Records for this exercise |
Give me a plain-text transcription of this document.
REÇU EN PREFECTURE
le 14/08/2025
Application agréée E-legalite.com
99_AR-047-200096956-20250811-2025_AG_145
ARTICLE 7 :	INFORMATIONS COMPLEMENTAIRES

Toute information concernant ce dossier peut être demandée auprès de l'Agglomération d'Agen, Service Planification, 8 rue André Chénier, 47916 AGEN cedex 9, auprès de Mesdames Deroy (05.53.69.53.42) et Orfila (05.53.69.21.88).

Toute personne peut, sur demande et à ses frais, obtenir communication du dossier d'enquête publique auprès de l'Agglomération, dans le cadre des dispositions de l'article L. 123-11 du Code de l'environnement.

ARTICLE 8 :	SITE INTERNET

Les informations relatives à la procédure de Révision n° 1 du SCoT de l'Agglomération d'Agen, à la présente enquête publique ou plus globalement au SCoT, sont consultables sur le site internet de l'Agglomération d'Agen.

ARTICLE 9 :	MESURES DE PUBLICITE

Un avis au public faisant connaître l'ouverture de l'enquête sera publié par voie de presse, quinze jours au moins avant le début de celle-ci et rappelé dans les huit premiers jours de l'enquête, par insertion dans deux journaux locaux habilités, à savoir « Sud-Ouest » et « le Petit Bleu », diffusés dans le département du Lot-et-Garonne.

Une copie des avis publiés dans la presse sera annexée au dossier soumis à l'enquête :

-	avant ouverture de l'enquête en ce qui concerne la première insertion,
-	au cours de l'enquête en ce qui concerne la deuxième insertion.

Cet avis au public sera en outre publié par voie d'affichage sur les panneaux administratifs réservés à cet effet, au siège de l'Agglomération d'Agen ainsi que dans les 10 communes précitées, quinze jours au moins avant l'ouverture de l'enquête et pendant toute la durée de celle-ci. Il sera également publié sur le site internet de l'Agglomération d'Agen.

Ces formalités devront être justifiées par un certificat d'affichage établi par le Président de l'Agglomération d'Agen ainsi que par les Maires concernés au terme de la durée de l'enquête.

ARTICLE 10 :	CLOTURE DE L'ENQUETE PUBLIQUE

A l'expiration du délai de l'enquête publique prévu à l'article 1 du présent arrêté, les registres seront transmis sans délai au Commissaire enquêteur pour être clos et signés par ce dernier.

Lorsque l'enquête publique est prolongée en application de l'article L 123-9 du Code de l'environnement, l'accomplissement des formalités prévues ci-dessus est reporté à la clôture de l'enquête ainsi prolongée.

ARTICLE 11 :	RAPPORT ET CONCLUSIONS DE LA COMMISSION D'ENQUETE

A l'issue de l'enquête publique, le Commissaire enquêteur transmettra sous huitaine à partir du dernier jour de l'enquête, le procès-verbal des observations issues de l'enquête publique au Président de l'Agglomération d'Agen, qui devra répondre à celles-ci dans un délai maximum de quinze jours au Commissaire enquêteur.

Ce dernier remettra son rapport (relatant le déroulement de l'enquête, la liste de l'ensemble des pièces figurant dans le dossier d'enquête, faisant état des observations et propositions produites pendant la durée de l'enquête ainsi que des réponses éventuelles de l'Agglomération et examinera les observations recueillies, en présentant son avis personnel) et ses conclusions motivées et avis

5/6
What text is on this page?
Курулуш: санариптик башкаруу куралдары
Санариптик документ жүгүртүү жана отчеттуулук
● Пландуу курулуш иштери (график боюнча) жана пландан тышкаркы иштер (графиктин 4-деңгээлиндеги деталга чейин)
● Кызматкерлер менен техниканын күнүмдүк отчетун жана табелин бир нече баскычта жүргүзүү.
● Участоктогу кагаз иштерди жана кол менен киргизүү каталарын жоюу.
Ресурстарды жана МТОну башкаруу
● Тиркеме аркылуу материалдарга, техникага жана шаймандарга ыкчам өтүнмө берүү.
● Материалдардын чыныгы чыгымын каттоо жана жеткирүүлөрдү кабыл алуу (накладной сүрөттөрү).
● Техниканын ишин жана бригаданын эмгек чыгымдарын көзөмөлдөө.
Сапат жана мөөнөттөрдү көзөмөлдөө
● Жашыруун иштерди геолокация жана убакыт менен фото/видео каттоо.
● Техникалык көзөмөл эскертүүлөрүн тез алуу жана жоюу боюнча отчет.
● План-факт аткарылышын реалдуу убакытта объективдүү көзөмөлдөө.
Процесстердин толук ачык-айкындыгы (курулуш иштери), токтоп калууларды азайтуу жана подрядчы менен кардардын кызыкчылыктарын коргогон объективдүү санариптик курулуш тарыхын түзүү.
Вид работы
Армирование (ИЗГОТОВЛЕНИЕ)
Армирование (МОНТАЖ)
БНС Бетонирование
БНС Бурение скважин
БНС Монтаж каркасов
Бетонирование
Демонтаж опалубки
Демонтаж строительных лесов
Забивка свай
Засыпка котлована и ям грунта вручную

---

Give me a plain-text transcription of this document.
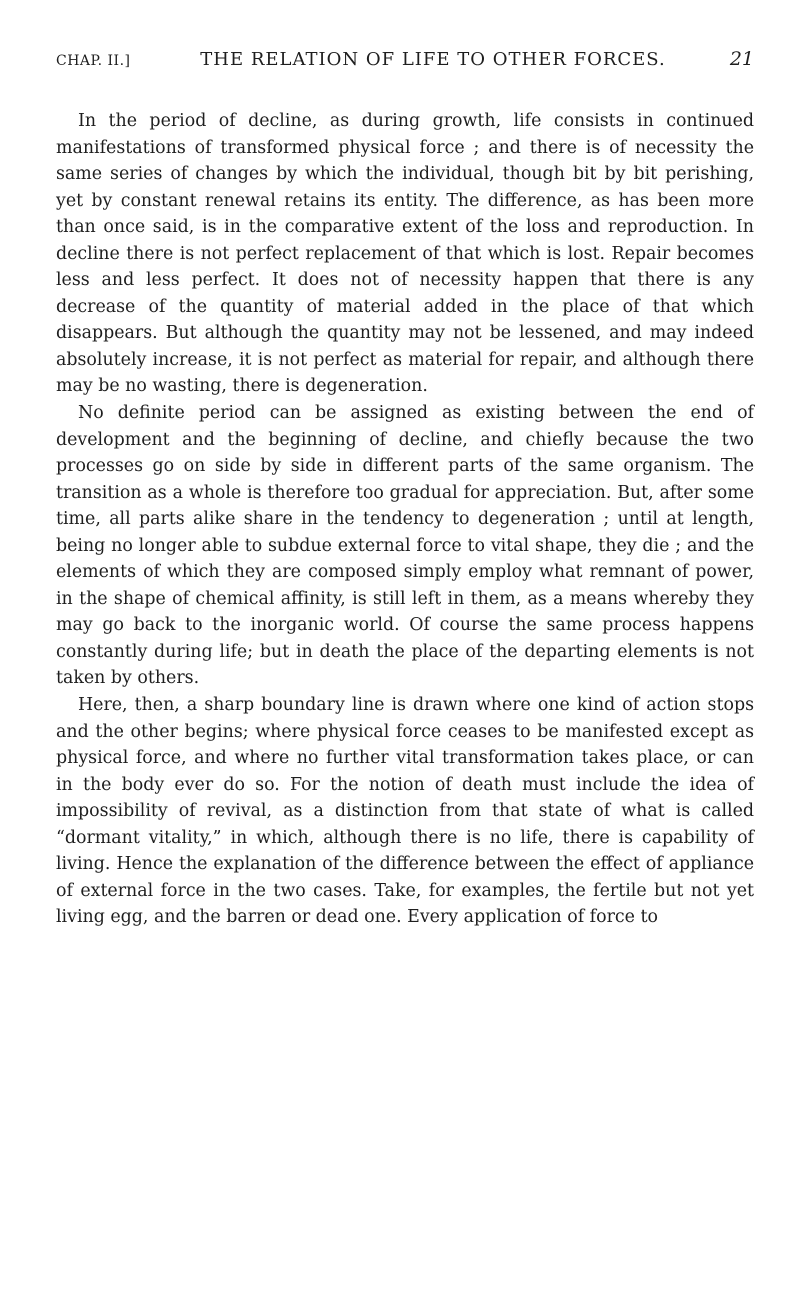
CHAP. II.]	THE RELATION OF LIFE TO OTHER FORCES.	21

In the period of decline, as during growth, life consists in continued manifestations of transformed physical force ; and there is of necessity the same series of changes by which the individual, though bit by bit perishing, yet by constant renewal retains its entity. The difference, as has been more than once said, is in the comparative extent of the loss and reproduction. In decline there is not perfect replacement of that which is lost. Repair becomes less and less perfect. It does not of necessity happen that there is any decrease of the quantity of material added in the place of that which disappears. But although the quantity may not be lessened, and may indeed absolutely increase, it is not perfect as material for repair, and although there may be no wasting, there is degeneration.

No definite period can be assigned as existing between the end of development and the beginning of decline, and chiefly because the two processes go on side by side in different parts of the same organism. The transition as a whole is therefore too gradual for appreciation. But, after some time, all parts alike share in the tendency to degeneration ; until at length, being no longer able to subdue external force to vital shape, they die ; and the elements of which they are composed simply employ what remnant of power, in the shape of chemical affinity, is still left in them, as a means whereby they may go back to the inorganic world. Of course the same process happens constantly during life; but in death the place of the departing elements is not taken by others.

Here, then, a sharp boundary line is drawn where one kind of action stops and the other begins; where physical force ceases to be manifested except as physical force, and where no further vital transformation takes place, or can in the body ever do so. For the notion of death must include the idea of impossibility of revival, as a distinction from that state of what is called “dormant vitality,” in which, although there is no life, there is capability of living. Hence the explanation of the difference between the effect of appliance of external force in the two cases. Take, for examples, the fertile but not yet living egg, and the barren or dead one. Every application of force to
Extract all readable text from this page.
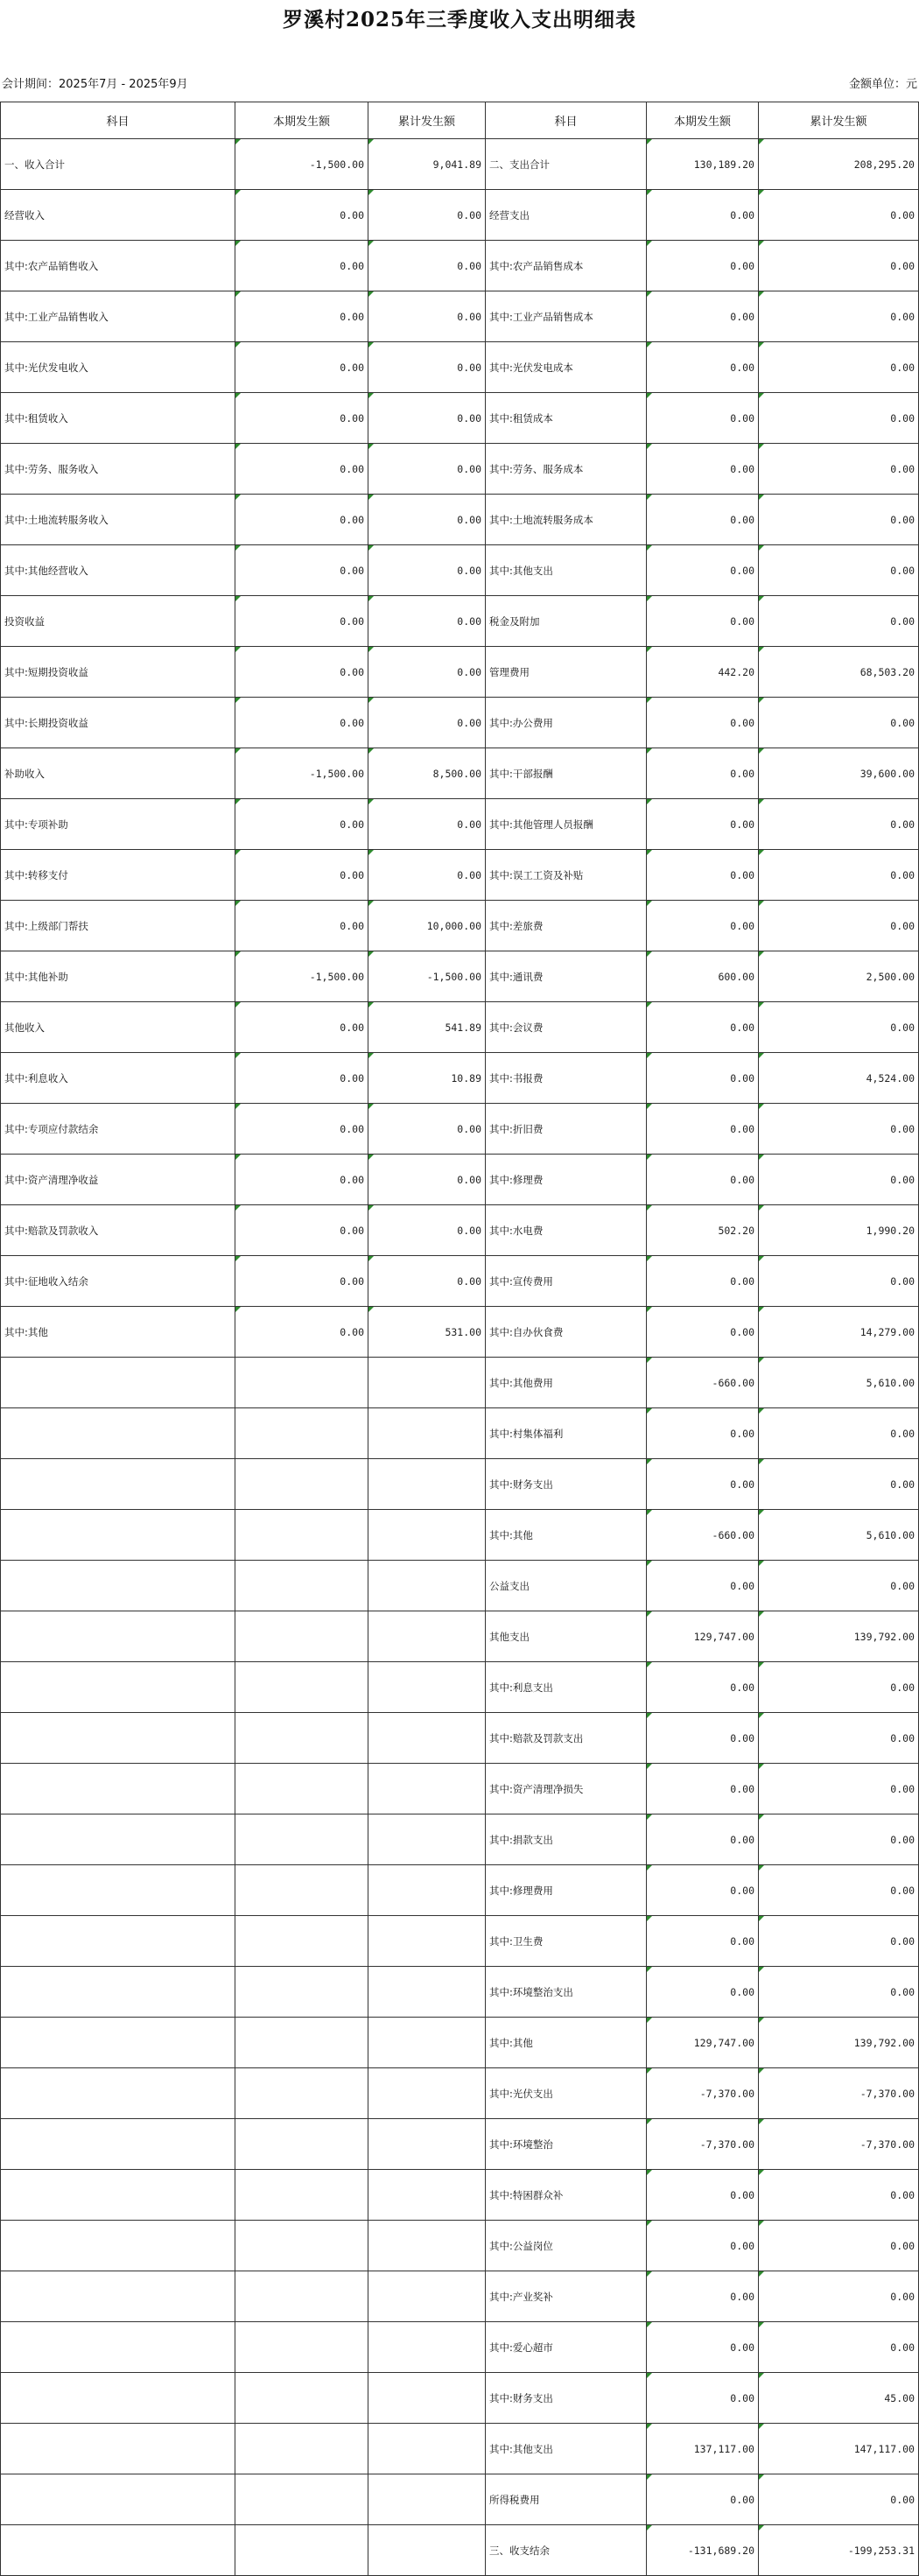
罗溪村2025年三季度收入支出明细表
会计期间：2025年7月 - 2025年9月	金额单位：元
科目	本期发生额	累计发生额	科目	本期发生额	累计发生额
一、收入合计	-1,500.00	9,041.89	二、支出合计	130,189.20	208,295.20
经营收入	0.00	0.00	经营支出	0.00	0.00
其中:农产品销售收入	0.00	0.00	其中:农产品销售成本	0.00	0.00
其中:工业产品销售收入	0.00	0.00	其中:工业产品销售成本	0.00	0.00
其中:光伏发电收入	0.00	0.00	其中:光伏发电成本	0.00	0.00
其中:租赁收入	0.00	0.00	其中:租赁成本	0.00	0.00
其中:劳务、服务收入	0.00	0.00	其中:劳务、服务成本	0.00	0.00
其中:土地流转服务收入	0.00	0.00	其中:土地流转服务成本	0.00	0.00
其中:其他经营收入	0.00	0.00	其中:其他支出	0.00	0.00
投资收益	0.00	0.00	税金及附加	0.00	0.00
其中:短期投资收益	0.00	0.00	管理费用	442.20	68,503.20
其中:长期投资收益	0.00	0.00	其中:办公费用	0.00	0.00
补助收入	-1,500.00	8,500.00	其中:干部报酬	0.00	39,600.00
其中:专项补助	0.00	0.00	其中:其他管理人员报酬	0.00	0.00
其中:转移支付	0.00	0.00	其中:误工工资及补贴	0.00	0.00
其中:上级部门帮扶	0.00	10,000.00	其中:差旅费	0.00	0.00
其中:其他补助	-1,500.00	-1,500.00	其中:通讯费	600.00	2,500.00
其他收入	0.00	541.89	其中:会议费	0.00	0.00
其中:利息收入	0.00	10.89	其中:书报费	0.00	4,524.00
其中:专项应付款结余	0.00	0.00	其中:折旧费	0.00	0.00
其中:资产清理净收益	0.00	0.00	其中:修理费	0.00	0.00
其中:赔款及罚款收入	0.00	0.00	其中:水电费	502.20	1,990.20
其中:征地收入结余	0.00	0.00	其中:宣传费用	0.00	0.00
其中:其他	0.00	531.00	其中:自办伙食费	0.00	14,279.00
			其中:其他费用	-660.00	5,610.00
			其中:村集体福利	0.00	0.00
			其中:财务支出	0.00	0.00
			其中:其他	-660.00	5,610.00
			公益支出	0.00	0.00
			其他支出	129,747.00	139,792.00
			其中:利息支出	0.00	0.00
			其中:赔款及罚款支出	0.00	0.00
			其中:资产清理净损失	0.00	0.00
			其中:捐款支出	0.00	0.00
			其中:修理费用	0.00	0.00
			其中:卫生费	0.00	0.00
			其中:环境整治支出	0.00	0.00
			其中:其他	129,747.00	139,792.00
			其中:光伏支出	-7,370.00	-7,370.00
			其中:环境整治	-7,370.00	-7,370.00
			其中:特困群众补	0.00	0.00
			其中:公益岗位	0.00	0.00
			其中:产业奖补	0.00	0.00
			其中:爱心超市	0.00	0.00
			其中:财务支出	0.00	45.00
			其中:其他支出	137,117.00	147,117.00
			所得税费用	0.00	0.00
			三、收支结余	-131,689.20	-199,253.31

...

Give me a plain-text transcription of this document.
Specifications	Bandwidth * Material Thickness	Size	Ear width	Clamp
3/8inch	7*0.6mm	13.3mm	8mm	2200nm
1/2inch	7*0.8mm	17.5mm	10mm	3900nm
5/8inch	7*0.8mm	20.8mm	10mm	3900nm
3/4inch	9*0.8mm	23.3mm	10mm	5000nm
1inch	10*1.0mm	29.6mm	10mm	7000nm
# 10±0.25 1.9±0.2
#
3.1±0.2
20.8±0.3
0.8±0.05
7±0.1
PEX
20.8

The exercise | Pull every line containing "иштери" from the data.

Correct answer |
● Пландуу курулуш иштери (график боюнча) жана пландан тышкаркы иштер (графиктин 4-деңгээлиндеги деталга чейин)
Процесстердин толук ачык-айкындыгы (курулуш иштери), токтоп калууларды азайтуу жана подрядчы менен кардардын кызыкчылыктарын коргогон объективдүү санариптик курулуш тарыхын түзүү.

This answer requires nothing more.